THE PROBLEM —
Copy out the entries exactly, from the first line to the last.

*** PROVIDED MATERIAL ***

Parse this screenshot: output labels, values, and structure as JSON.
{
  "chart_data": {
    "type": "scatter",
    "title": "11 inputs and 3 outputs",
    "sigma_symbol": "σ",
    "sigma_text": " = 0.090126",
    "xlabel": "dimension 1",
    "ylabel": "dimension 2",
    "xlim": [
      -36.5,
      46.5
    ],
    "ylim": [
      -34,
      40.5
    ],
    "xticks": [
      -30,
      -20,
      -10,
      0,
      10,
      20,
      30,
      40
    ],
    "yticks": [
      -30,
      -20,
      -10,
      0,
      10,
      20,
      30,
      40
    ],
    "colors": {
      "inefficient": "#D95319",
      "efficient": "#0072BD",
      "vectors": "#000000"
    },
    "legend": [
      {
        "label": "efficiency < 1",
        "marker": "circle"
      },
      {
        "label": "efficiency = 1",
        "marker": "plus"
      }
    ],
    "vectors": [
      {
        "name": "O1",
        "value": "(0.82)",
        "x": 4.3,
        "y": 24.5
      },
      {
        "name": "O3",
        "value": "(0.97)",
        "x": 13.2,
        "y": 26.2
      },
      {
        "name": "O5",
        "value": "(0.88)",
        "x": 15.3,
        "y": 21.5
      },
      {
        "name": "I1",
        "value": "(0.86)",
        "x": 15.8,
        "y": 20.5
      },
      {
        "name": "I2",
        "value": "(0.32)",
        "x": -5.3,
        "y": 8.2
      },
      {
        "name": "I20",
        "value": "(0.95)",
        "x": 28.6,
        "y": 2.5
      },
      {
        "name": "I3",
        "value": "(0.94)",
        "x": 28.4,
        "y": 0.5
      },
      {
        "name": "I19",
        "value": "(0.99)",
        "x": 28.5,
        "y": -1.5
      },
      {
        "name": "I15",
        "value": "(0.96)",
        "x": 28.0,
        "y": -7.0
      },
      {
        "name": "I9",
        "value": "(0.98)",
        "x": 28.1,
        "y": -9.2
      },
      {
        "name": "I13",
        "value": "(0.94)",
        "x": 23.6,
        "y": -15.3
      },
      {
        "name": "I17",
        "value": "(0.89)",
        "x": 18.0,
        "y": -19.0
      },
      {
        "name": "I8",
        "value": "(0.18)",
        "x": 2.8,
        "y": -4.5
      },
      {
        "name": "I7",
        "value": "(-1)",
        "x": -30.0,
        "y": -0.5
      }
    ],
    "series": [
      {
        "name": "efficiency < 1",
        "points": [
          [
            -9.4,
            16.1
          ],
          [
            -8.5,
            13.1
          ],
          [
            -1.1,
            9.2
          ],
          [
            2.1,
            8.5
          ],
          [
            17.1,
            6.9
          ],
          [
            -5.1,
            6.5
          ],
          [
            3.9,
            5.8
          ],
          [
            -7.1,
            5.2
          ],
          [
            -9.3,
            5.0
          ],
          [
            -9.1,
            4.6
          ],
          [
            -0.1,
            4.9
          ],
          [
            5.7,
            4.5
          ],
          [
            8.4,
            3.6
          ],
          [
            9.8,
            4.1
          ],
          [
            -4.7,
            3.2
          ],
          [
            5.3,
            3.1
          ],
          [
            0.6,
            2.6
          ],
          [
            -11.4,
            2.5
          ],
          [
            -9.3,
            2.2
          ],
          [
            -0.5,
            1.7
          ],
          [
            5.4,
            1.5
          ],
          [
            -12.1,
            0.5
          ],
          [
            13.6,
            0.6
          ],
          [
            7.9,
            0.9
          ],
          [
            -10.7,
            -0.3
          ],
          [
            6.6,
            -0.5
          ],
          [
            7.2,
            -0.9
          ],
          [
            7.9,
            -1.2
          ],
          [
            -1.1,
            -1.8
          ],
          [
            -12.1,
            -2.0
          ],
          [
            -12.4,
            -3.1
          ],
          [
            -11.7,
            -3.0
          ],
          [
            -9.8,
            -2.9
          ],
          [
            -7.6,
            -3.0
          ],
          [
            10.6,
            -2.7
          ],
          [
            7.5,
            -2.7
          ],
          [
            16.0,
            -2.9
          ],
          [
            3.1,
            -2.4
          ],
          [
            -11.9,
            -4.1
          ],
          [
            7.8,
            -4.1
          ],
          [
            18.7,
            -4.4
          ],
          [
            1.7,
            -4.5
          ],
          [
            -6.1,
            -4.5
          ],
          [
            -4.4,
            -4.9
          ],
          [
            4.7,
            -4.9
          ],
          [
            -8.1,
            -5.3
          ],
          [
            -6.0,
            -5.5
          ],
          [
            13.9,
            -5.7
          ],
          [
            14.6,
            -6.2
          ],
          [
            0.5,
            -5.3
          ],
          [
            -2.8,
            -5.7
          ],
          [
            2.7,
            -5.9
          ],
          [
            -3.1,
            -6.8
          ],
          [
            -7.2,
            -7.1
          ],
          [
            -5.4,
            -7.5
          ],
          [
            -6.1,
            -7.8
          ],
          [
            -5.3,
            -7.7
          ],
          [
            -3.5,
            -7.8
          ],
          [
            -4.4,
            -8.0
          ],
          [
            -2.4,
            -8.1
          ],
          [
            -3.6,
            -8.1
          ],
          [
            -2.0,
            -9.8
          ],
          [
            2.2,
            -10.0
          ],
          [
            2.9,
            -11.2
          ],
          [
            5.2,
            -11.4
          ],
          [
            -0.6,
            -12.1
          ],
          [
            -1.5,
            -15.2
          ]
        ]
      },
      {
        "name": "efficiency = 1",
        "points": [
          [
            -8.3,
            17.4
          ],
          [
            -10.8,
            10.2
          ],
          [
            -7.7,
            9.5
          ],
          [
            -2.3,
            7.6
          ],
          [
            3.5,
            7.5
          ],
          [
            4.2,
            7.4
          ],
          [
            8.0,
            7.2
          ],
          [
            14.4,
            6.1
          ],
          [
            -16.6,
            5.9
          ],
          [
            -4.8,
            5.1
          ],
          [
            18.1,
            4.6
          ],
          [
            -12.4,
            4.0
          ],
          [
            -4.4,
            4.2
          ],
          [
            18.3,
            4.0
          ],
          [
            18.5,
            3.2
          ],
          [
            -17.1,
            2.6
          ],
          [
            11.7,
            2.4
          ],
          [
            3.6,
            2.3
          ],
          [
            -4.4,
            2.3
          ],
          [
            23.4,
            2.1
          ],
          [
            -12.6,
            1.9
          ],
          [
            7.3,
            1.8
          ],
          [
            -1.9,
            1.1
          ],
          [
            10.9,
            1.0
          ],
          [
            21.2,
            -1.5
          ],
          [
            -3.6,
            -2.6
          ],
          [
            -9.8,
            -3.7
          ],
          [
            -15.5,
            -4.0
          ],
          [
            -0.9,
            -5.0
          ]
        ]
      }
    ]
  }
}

***

FINAL RESULT —
Parse this screenshot: output labels, values, and structure as JSON.
{
  "chart_data": {
    "type": "scatter",
    "title": "11 inputs and 3 outputs",
    "sigma_symbol": "σ",
    "sigma_text": " = 0.090126",
    "xlabel": "dimension 1",
    "ylabel": "dimension 2",
    "xlim": [
      -36.5,
      46.5
    ],
    "ylim": [
      -34,
      40.5
    ],
    "xticks": [
      -30,
      -20,
      -10,
      0,
      10,
      20,
      30,
      40
    ],
    "yticks": [
      -30,
      -20,
      -10,
      0,
      10,
      20,
      30,
      40
    ],
    "colors": {
      "inefficient": "#D95319",
      "efficient": "#0072BD",
      "vectors": "#000000"
    },
    "legend": [
      {
        "label": "efficiency < 1",
        "marker": "circle"
      },
      {
        "label": "efficiency = 1",
        "marker": "plus"
      }
    ],
    "vectors": [
      {
        "name": "O1",
        "value": "(0.82)",
        "x": 4.3,
        "y": 24.5
      },
      {
        "name": "O3",
        "value": "(0.97)",
        "x": 13.2,
        "y": 26.2
      },
      {
        "name": "O5",
        "value": "(0.88)",
        "x": 15.3,
        "y": 21.5
      },
      {
        "name": "I1",
        "value": "(0.86)",
        "x": 15.8,
        "y": 20.5
      },
      {
        "name": "I2",
        "value": "(0.32)",
        "x": -5.3,
        "y": 8.2
      },
      {
        "name": "I20",
        "value": "(0.95)",
        "x": 28.6,
        "y": 2.5
      },
      {
        "name": "I3",
        "value": "(0.94)",
        "x": 28.4,
        "y": 0.5
      },
      {
        "name": "I19",
        "value": "(0.99)",
        "x": 28.5,
        "y": -1.5
      },
      {
        "name": "I15",
        "value": "(0.96)",
        "x": 28.0,
        "y": -7.0
      },
      {
        "name": "I9",
        "value": "(0.98)",
        "x": 28.1,
        "y": -9.2
      },
      {
        "name": "I13",
        "value": "(0.94)",
        "x": 23.6,
        "y": -15.3
      },
      {
        "name": "I17",
        "value": "(0.89)",
        "x": 18.0,
        "y": -19.0
      },
      {
        "name": "I8",
        "value": "(0.18)",
        "x": 2.8,
        "y": -4.5
      },
      {
        "name": "I7",
        "value": "(-1)",
        "x": -30.0,
        "y": -0.5
      }
    ],
    "series": [
      {
        "name": "efficiency < 1",
        "points": [
          [
            -9.4,
            16.1
          ],
          [
            -8.5,
            13.1
          ],
          [
            -1.1,
            9.2
          ],
          [
            2.1,
            8.5
          ],
          [
            17.1,
            6.9
          ],
          [
            -5.1,
            6.5
          ],
          [
            3.9,
            5.8
          ],
          [
            -7.1,
            5.2
          ],
          [
            -9.3,
            5.0
          ],
          [
            -9.1,
            4.6
          ],
          [
            -0.1,
            4.9
          ],
          [
            5.7,
            4.5
          ],
          [
            8.4,
            3.6
          ],
          [
            9.8,
            4.1
          ],
          [
            -4.7,
            3.2
          ],
          [
            5.3,
            3.1
          ],
          [
            0.6,
            2.6
          ],
          [
            -11.4,
            2.5
          ],
          [
            -9.3,
            2.2
          ],
          [
            -0.5,
            1.7
          ],
          [
            5.4,
            1.5
          ],
          [
            -12.1,
            0.5
          ],
          [
            13.6,
            0.6
          ],
          [
            7.9,
            0.9
          ],
          [
            -10.7,
            -0.3
          ],
          [
            6.6,
            -0.5
          ],
          [
            7.2,
            -0.9
          ],
          [
            7.9,
            -1.2
          ],
          [
            -1.1,
            -1.8
          ],
          [
            -12.1,
            -2.0
          ],
          [
            -12.4,
            -3.1
          ],
          [
            -11.7,
            -3.0
          ],
          [
            -9.8,
            -2.9
          ],
          [
            -7.6,
            -3.0
          ],
          [
            10.6,
            -2.7
          ],
          [
            7.5,
            -2.7
          ],
          [
            16.0,
            -2.9
          ],
          [
            3.1,
            -2.4
          ],
          [
            -11.9,
            -4.1
          ],
          [
            7.8,
            -4.1
          ],
          [
            18.7,
            -4.4
          ],
          [
            1.7,
            -4.5
          ],
          [
            -6.1,
            -4.5
          ],
          [
            -4.4,
            -4.9
          ],
          [
            4.7,
            -4.9
          ],
          [
            -8.1,
            -5.3
          ],
          [
            -6.0,
            -5.5
          ],
          [
            13.9,
            -5.7
          ],
          [
            14.6,
            -6.2
          ],
          [
            0.5,
            -5.3
          ],
          [
            -2.8,
            -5.7
          ],
          [
            2.7,
            -5.9
          ],
          [
            -3.1,
            -6.8
          ],
          [
            -7.2,
            -7.1
          ],
          [
            -5.4,
            -7.5
          ],
          [
            -6.1,
            -7.8
          ],
          [
            -5.3,
            -7.7
          ],
          [
            -3.5,
            -7.8
          ],
          [
            -4.4,
            -8.0
          ],
          [
            -2.4,
            -8.1
          ],
          [
            -3.6,
            -8.1
          ],
          [
            -2.0,
            -9.8
          ],
          [
            2.2,
            -10.0
          ],
          [
            2.9,
            -11.2
          ],
          [
            5.2,
            -11.4
          ],
          [
            -0.6,
            -12.1
          ],
          [
            -1.5,
            -15.2
          ]
        ]
      },
      {
        "name": "efficiency = 1",
        "points": [
          [
            -8.3,
            17.4
          ],
          [
            -10.8,
            10.2
          ],
          [
            -7.7,
            9.5
          ],
          [
            -2.3,
            7.6
          ],
          [
            3.5,
            7.5
          ],
          [
            4.2,
            7.4
          ],
          [
            8.0,
            7.2
          ],
          [
            14.4,
            6.1
          ],
          [
            -16.6,
            5.9
          ],
          [
            -4.8,
            5.1
          ],
          [
            18.1,
            4.6
          ],
          [
            -12.4,
            4.0
          ],
          [
            -4.4,
            4.2
          ],
          [
            18.3,
            4.0
          ],
          [
            18.5,
            3.2
          ],
          [
            -17.1,
            2.6
          ],
          [
            11.7,
            2.4
          ],
          [
            3.6,
            2.3
          ],
          [
            -4.4,
            2.3
          ],
          [
            23.4,
            2.1
          ],
          [
            -12.6,
            1.9
          ],
          [
            7.3,
            1.8
          ],
          [
            -1.9,
            1.1
          ],
          [
            10.9,
            1.0
          ],
          [
            21.2,
            -1.5
          ],
          [
            -3.6,
            -2.6
          ],
          [
            -9.8,
            -3.7
          ],
          [
            -15.5,
            -4.0
          ],
          [
            -0.9,
            -5.0
          ]
        ]
      }
    ]
  }
}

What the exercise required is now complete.